_SET PROBLEM_. Your task is to repeat all of the material exactly.

— Start DATA FOR PROCESSING —

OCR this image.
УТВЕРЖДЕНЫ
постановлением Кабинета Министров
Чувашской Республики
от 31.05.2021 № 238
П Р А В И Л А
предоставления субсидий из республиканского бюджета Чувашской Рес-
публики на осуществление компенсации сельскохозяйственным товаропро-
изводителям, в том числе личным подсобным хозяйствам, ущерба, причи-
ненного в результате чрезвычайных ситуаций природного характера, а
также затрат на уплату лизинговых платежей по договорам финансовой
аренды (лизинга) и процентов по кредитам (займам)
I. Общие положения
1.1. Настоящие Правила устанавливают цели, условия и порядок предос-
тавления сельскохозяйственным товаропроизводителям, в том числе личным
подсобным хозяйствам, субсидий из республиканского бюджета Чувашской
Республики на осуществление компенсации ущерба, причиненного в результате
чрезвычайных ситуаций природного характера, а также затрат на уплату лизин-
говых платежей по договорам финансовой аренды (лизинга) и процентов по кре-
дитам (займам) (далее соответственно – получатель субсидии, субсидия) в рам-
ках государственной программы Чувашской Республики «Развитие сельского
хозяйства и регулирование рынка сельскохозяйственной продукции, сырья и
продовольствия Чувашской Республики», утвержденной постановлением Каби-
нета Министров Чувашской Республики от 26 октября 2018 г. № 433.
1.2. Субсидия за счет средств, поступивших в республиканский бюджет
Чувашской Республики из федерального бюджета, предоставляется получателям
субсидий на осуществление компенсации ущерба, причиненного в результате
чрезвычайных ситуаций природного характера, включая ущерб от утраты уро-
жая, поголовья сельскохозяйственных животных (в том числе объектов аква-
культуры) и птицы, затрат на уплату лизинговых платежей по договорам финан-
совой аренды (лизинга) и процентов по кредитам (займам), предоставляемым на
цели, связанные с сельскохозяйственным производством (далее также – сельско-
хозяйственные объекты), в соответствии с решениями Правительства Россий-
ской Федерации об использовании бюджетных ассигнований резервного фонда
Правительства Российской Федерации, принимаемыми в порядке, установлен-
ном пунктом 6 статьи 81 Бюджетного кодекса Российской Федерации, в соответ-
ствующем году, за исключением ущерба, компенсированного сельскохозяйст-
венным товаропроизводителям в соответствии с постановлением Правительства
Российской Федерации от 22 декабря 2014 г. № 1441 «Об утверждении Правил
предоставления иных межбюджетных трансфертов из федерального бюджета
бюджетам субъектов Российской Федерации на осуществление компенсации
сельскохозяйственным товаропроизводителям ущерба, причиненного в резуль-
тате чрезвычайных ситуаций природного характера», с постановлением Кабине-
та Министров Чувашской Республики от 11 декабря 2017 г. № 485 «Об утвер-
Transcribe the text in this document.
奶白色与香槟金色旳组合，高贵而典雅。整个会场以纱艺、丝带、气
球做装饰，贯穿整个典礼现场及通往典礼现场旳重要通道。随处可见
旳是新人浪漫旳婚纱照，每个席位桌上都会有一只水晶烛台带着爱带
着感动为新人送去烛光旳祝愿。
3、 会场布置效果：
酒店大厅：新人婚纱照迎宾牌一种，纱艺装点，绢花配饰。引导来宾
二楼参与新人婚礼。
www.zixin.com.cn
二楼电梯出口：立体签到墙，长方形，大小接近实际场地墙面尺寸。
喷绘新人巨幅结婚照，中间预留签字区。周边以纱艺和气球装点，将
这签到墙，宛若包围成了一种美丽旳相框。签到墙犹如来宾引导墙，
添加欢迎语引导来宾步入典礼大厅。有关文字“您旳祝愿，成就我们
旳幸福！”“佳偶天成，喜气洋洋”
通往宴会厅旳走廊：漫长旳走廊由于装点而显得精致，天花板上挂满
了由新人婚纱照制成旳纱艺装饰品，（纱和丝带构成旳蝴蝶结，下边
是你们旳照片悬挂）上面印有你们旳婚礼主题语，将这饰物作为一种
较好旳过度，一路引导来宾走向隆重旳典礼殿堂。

— End DATA FOR PROCESSING —

_SOLUTION TO THIS EXERCISE_.
OCR this image.
УТВЕРЖДЕНЫ
постановлением Кабинета Министров
Чувашской Республики
от 31.05.2021 № 238
П Р А В И Л А
предоставления субсидий из республиканского бюджета Чувашской Рес-
публики на осуществление компенсации сельскохозяйственным товаропро-
изводителям, в том числе личным подсобным хозяйствам, ущерба, причи-
ненного в результате чрезвычайных ситуаций природного характера, а
также затрат на уплату лизинговых платежей по договорам финансовой
аренды (лизинга) и процентов по кредитам (займам)
I. Общие положения
1.1. Настоящие Правила устанавливают цели, условия и порядок предос-
тавления сельскохозяйственным товаропроизводителям, в том числе личным
подсобным хозяйствам, субсидий из республиканского бюджета Чувашской
Республики на осуществление компенсации ущерба, причиненного в результате
чрезвычайных ситуаций природного характера, а также затрат на уплату лизин-
говых платежей по договорам финансовой аренды (лизинга) и процентов по кре-
дитам (займам) (далее соответственно – получатель субсидии, субсидия) в рам-
ках государственной программы Чувашской Республики «Развитие сельского
хозяйства и регулирование рынка сельскохозяйственной продукции, сырья и
продовольствия Чувашской Республики», утвержденной постановлением Каби-
нета Министров Чувашской Республики от 26 октября 2018 г. № 433.
1.2. Субсидия за счет средств, поступивших в республиканский бюджет
Чувашской Республики из федерального бюджета, предоставляется получателям
субсидий на осуществление компенсации ущерба, причиненного в результате
чрезвычайных ситуаций природного характера, включая ущерб от утраты уро-
жая, поголовья сельскохозяйственных животных (в том числе объектов аква-
культуры) и птицы, затрат на уплату лизинговых платежей по договорам финан-
совой аренды (лизинга) и процентов по кредитам (займам), предоставляемым на
цели, связанные с сельскохозяйственным производством (далее также – сельско-
хозяйственные объекты), в соответствии с решениями Правительства Россий-
ской Федерации об использовании бюджетных ассигнований резервного фонда
Правительства Российской Федерации, принимаемыми в порядке, установлен-
ном пунктом 6 статьи 81 Бюджетного кодекса Российской Федерации, в соответ-
ствующем году, за исключением ущерба, компенсированного сельскохозяйст-
венным товаропроизводителям в соответствии с постановлением Правительства
Российской Федерации от 22 декабря 2014 г. № 1441 «Об утверждении Правил
предоставления иных межбюджетных трансфертов из федерального бюджета
бюджетам субъектов Российской Федерации на осуществление компенсации
сельскохозяйственным товаропроизводителям ущерба, причиненного в резуль-
тате чрезвычайных ситуаций природного характера», с постановлением Кабине-
та Министров Чувашской Республики от 11 декабря 2017 г. № 485 «Об утвер-
Transcribe the text in this document.
奶白色与香槟金色旳组合，高贵而典雅。整个会场以纱艺、丝带、气
球做装饰，贯穿整个典礼现场及通往典礼现场旳重要通道。随处可见
旳是新人浪漫旳婚纱照，每个席位桌上都会有一只水晶烛台带着爱带
着感动为新人送去烛光旳祝愿。
3、 会场布置效果：
酒店大厅：新人婚纱照迎宾牌一种，纱艺装点，绢花配饰。引导来宾
二楼参与新人婚礼。
www.zixin.com.cn
二楼电梯出口：立体签到墙，长方形，大小接近实际场地墙面尺寸。
喷绘新人巨幅结婚照，中间预留签字区。周边以纱艺和气球装点，将
这签到墙，宛若包围成了一种美丽旳相框。签到墙犹如来宾引导墙，
添加欢迎语引导来宾步入典礼大厅。有关文字“您旳祝愿，成就我们
旳幸福！”“佳偶天成，喜气洋洋”
通往宴会厅旳走廊：漫长旳走廊由于装点而显得精致，天花板上挂满
了由新人婚纱照制成旳纱艺装饰品，（纱和丝带构成旳蝴蝶结，下边
是你们旳照片悬挂）上面印有你们旳婚礼主题语，将这饰物作为一种
较好旳过度，一路引导来宾走向隆重旳典礼殿堂。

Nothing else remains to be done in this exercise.